### Dataset records on visual material
-- -- --
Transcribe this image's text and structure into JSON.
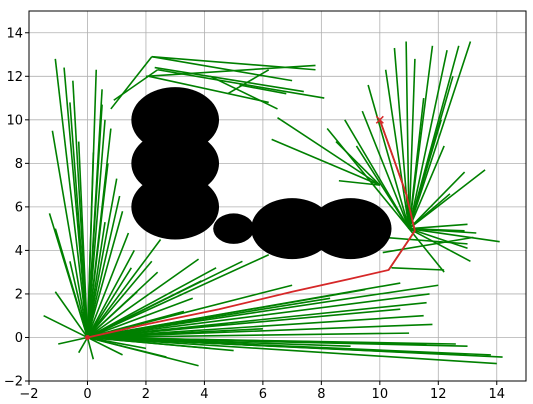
{
  "chart_data": {
    "type": "line",
    "title": "",
    "xlabel": "",
    "ylabel": "",
    "xlim": [
      -2,
      15
    ],
    "ylim": [
      -2,
      15
    ],
    "xticks": [
      -2,
      0,
      2,
      4,
      6,
      8,
      10,
      12,
      14
    ],
    "yticks": [
      -2,
      0,
      2,
      4,
      6,
      8,
      10,
      12,
      14
    ],
    "xtick_labels": [
      "−2",
      "0",
      "2",
      "4",
      "6",
      "8",
      "10",
      "12",
      "14"
    ],
    "ytick_labels": [
      "−2",
      "0",
      "2",
      "4",
      "6",
      "8",
      "10",
      "12",
      "14"
    ],
    "grid": true,
    "colors": {
      "tree": "#008000",
      "path": "#d62728",
      "obstacle": "#000000",
      "goal": "#d62728"
    },
    "start": [
      0,
      0
    ],
    "goal": [
      10,
      10
    ],
    "obstacles": [
      {
        "x": 3,
        "y": 10,
        "r": 1.5
      },
      {
        "x": 3,
        "y": 8,
        "r": 1.5
      },
      {
        "x": 3,
        "y": 6,
        "r": 1.5
      },
      {
        "x": 5,
        "y": 5,
        "r": 0.7
      },
      {
        "x": 7,
        "y": 5,
        "r": 1.4
      },
      {
        "x": 9,
        "y": 5,
        "r": 1.4
      }
    ],
    "tree_edges": [
      [
        0,
        0,
        -1.1,
        12.8
      ],
      [
        0,
        0,
        -0.8,
        12.4
      ],
      [
        0,
        0,
        -0.5,
        11.8
      ],
      [
        0,
        0,
        0.3,
        12.3
      ],
      [
        0,
        0,
        0.5,
        11.4
      ],
      [
        0,
        0,
        0.5,
        10.7
      ],
      [
        0,
        0,
        0.6,
        10.0
      ],
      [
        0,
        0,
        0.8,
        9.6
      ],
      [
        0,
        0,
        -0.6,
        10.8
      ],
      [
        0,
        0,
        -1.2,
        9.5
      ],
      [
        0,
        0,
        -0.3,
        9.0
      ],
      [
        0,
        0,
        0.2,
        8.5
      ],
      [
        0,
        0,
        0.7,
        8.0
      ],
      [
        0,
        0,
        1.0,
        7.3
      ],
      [
        0,
        0,
        1.1,
        6.5
      ],
      [
        0,
        0,
        1.2,
        5.8
      ],
      [
        0,
        0,
        -1.3,
        5.7
      ],
      [
        0,
        0,
        -1.1,
        5.0
      ],
      [
        0,
        0,
        0.6,
        5.3
      ],
      [
        0,
        0,
        1.4,
        4.8
      ],
      [
        0,
        0,
        1.6,
        4.0
      ],
      [
        0,
        0,
        -0.6,
        3.5
      ],
      [
        0,
        0,
        -1.1,
        2.1
      ],
      [
        0,
        0,
        -1.5,
        1.0
      ],
      [
        0,
        0,
        -1.0,
        -0.3
      ],
      [
        0,
        0,
        -0.3,
        -0.7
      ],
      [
        0,
        0,
        0.2,
        -1.0
      ],
      [
        0,
        0,
        1.5,
        3.2
      ],
      [
        0,
        0,
        2.2,
        3.5
      ],
      [
        0,
        0,
        2.5,
        4.5
      ],
      [
        0,
        0,
        2.4,
        3.0
      ],
      [
        0,
        0,
        3.8,
        3.6
      ],
      [
        0,
        0,
        3.9,
        2.6
      ],
      [
        0,
        0,
        3.6,
        1.8
      ],
      [
        0,
        0,
        4.4,
        3.2
      ],
      [
        0,
        0,
        5.3,
        3.5
      ],
      [
        0,
        0,
        6.2,
        3.8
      ],
      [
        0,
        0,
        7.0,
        2.4
      ],
      [
        0,
        0,
        8.3,
        1.8
      ],
      [
        0,
        0,
        9.5,
        2.2
      ],
      [
        0,
        0,
        10.7,
        2.5
      ],
      [
        0,
        0,
        11.7,
        2.0
      ],
      [
        0,
        0,
        12.0,
        2.4
      ],
      [
        0,
        0,
        11.6,
        1.6
      ],
      [
        0,
        0,
        10.7,
        1.3
      ],
      [
        0,
        0,
        11.5,
        1.0
      ],
      [
        0,
        0,
        11.8,
        0.6
      ],
      [
        0,
        0,
        11.0,
        0.2
      ],
      [
        0,
        0,
        11.6,
        -0.3
      ],
      [
        0,
        0,
        12.6,
        -0.3
      ],
      [
        0,
        0,
        13.0,
        -0.4
      ],
      [
        0,
        0,
        13.8,
        -0.8
      ],
      [
        0,
        0,
        14.2,
        -0.9
      ],
      [
        0,
        0,
        14.0,
        -1.2
      ],
      [
        0,
        0,
        12.8,
        -0.8
      ],
      [
        0,
        0,
        10.3,
        -0.3
      ],
      [
        0,
        0,
        9.0,
        -0.4
      ],
      [
        0,
        0,
        7.8,
        -0.2
      ],
      [
        0,
        0,
        6.4,
        -0.4
      ],
      [
        0,
        0,
        5.0,
        -0.6
      ],
      [
        0,
        0,
        4.2,
        -0.5
      ],
      [
        0,
        0,
        3.8,
        -1.3
      ],
      [
        0,
        0,
        2.7,
        -0.9
      ],
      [
        0,
        0,
        2.0,
        -0.5
      ],
      [
        0,
        0,
        1.2,
        -0.8
      ],
      [
        0,
        0,
        4.8,
        0.6
      ],
      [
        0,
        0,
        6.0,
        0.4
      ],
      [
        0,
        0,
        3.3,
        1.2
      ],
      [
        0,
        0,
        2.7,
        1.8
      ],
      [
        0,
        0,
        1.7,
        2.1
      ],
      [
        0.8,
        10.5,
        2.2,
        12.9
      ],
      [
        0.9,
        10.9,
        2.4,
        12.3
      ],
      [
        2.2,
        12.9,
        7.8,
        12.3
      ],
      [
        2.2,
        12.9,
        7.0,
        11.8
      ],
      [
        2.0,
        12.0,
        7.8,
        12.5
      ],
      [
        2.3,
        12.4,
        7.4,
        11.3
      ],
      [
        2.1,
        12.0,
        6.2,
        10.8
      ],
      [
        2.4,
        12.3,
        8.1,
        11.0
      ],
      [
        4.2,
        12.0,
        6.5,
        10.5
      ],
      [
        5.2,
        11.6,
        6.8,
        11.2
      ],
      [
        4.8,
        11.2,
        6.2,
        12.3
      ],
      [
        10.3,
        3.1,
        11.2,
        4.9
      ],
      [
        11.2,
        4.9,
        10.9,
        6.6
      ],
      [
        10.9,
        6.6,
        10.0,
        10.0
      ],
      [
        11.0,
        5.0,
        10.2,
        12.3
      ],
      [
        11.0,
        5.0,
        10.5,
        13.3
      ],
      [
        11.0,
        5.0,
        10.9,
        13.6
      ],
      [
        11.0,
        5.0,
        11.2,
        12.8
      ],
      [
        11.0,
        5.0,
        11.8,
        13.4
      ],
      [
        11.0,
        5.0,
        12.3,
        13.2
      ],
      [
        11.0,
        5.0,
        12.7,
        13.4
      ],
      [
        11.0,
        5.0,
        13.1,
        13.6
      ],
      [
        11.0,
        5.0,
        12.5,
        12.0
      ],
      [
        11.0,
        5.0,
        11.5,
        11.0
      ],
      [
        11.0,
        5.0,
        9.6,
        11.6
      ],
      [
        11.0,
        5.0,
        9.4,
        10.4
      ],
      [
        11.0,
        5.0,
        8.8,
        10.0
      ],
      [
        11.0,
        5.0,
        8.2,
        9.6
      ],
      [
        11.0,
        5.0,
        9.2,
        8.8
      ],
      [
        11.0,
        5.0,
        12.1,
        10.0
      ],
      [
        11.0,
        5.0,
        12.2,
        8.8
      ],
      [
        11.0,
        5.0,
        12.9,
        7.6
      ],
      [
        11.0,
        5.0,
        13.6,
        7.7
      ],
      [
        11.0,
        5.0,
        12.4,
        6.6
      ],
      [
        11.0,
        5.0,
        13.0,
        5.2
      ],
      [
        11.0,
        5.0,
        12.9,
        4.9
      ],
      [
        11.0,
        5.0,
        13.3,
        4.8
      ],
      [
        11.0,
        5.0,
        14.1,
        4.4
      ],
      [
        11.0,
        5.0,
        13.1,
        3.5
      ],
      [
        11.0,
        5.0,
        12.2,
        3.0
      ],
      [
        11.0,
        5.0,
        13.0,
        4.1
      ],
      [
        10.1,
        4.6,
        13.0,
        4.3
      ],
      [
        10.0,
        7.0,
        6.5,
        10.1
      ],
      [
        10.0,
        7.0,
        6.3,
        9.1
      ],
      [
        10.0,
        7.0,
        8.5,
        9.0
      ],
      [
        10.0,
        7.0,
        8.6,
        7.2
      ],
      [
        10.1,
        3.9,
        13.2,
        4.6
      ],
      [
        10.4,
        3.2,
        12.2,
        3.1
      ]
    ],
    "path": [
      [
        0,
        0
      ],
      [
        2,
        0.6
      ],
      [
        4.5,
        1.3
      ],
      [
        7,
        2.1
      ],
      [
        9,
        2.7
      ],
      [
        10.3,
        3.1
      ],
      [
        11.2,
        4.9
      ],
      [
        10.9,
        6.6
      ],
      [
        10,
        10
      ]
    ]
  }
}
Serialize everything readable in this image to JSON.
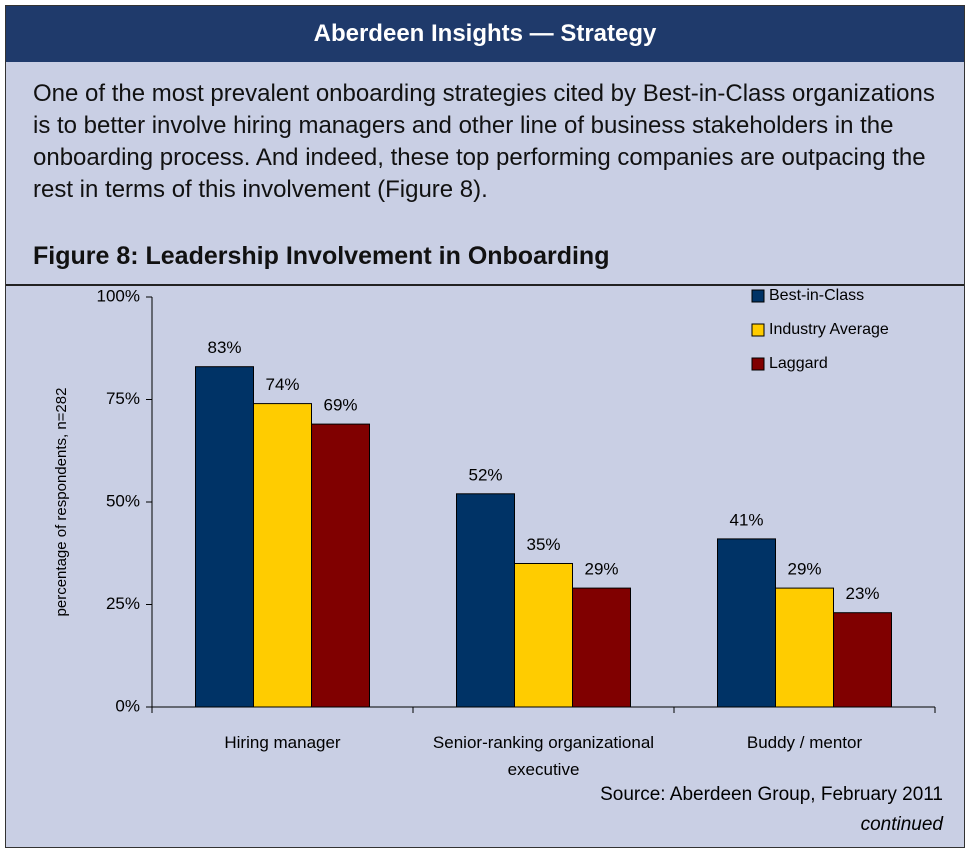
{
  "header": {
    "title": "Aberdeen Insights — Strategy"
  },
  "paragraph": "One of the most prevalent onboarding strategies cited by Best-in-Class organizations is to better involve hiring managers and other line of business stakeholders in the onboarding process. And indeed, these top performing companies are outpacing the rest in terms of this involvement (Figure 8).",
  "chart_data": {
    "type": "bar",
    "title": "Figure 8: Leadership Involvement in Onboarding",
    "y_label": "percentage of respondents, n=282",
    "categories": [
      "Hiring manager",
      "Senior-ranking organizational executive",
      "Buddy / mentor"
    ],
    "series": [
      {
        "name": "Best-in-Class",
        "color": "#003366",
        "values": [
          83,
          52,
          41
        ],
        "value_labels": [
          "83%",
          "52%",
          "41%"
        ]
      },
      {
        "name": "Industry Average",
        "color": "#ffcc00",
        "values": [
          74,
          35,
          29
        ],
        "value_labels": [
          "74%",
          "35%",
          "29%"
        ]
      },
      {
        "name": "Laggard",
        "color": "#800000",
        "values": [
          69,
          29,
          23
        ],
        "value_labels": [
          "69%",
          "29%",
          "23%"
        ]
      }
    ],
    "ylim": [
      0,
      100
    ],
    "yticks": [
      {
        "value": 0,
        "label": "0%"
      },
      {
        "value": 25,
        "label": "25%"
      },
      {
        "value": 50,
        "label": "50%"
      },
      {
        "value": 75,
        "label": "75%"
      },
      {
        "value": 100,
        "label": "100%"
      }
    ],
    "grid": false,
    "legend": "top-right"
  },
  "source": "Source: Aberdeen Group, February 2011",
  "continued": "continued"
}
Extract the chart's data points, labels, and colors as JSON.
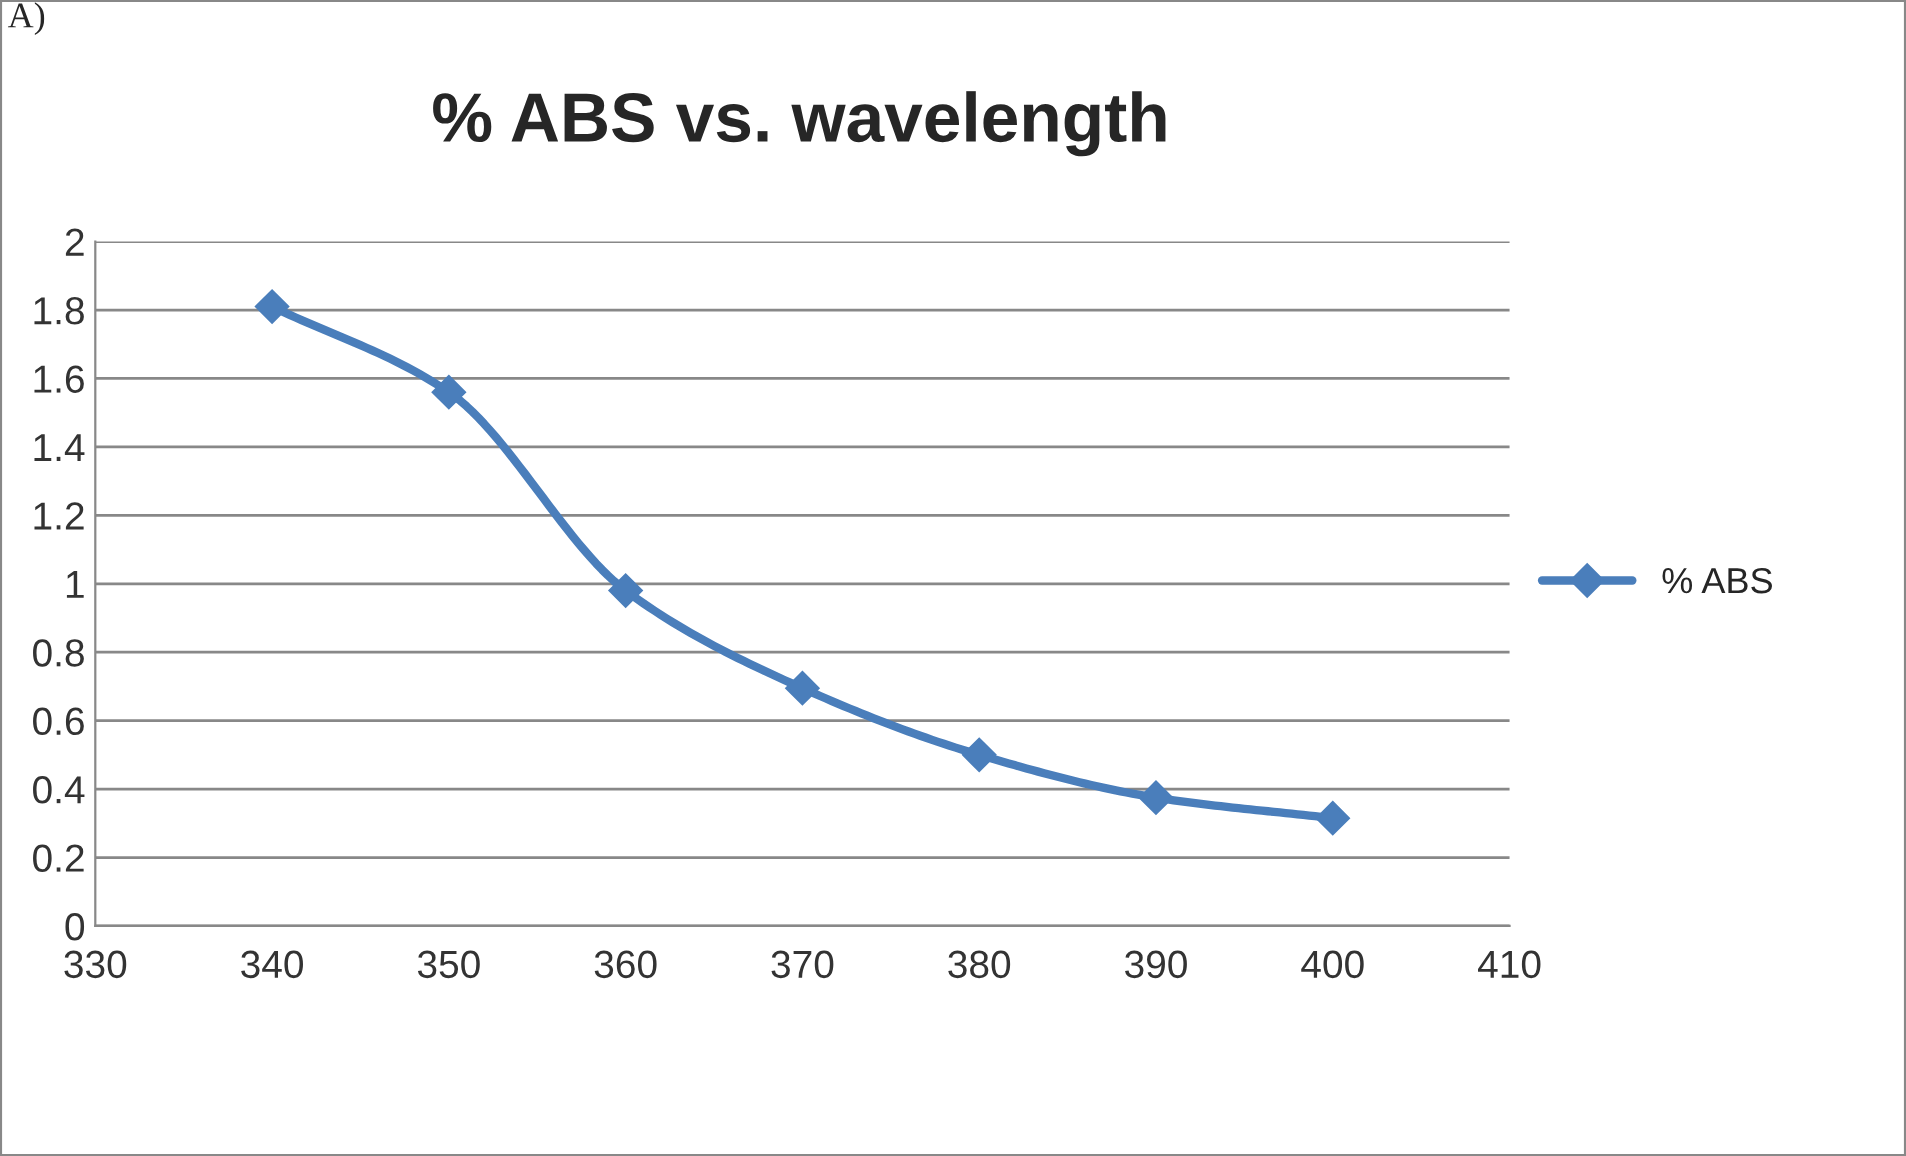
{
  "chart_data": {
    "type": "line",
    "title": "% ABS vs. wavelength",
    "annotations": [
      "A)"
    ],
    "x": [
      340,
      350,
      360,
      370,
      380,
      390,
      400
    ],
    "series": [
      {
        "name": "% ABS",
        "color": "#4a7ebb",
        "values": [
          1.81,
          1.56,
          0.98,
          0.695,
          0.5,
          0.375,
          0.315
        ]
      }
    ],
    "xlim": [
      330,
      410
    ],
    "xticks": [
      330,
      340,
      350,
      360,
      370,
      380,
      390,
      400,
      410
    ],
    "ylim": [
      0,
      2
    ],
    "yticks": [
      0,
      0.2,
      0.4,
      0.6,
      0.8,
      1,
      1.2,
      1.4,
      1.6,
      1.8,
      2
    ],
    "grid": "y",
    "legend": "right",
    "marker": "diamond",
    "line_style": "solid"
  }
}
-- -- --
### Given exercise
Look through the entries and find each line that has the string "Figure". Copy those lines.

### Response below
  "paragraph": "One of the most prevalent onboarding strategies cited by Best-in-Class organizations is to better involve hiring managers and other line of business stakeholders in the onboarding process. And indeed, these top performing companies are outpacing the rest in terms of this involvement (Figure 8).",
    "title": "Figure 8: Leadership Involvement in Onboarding",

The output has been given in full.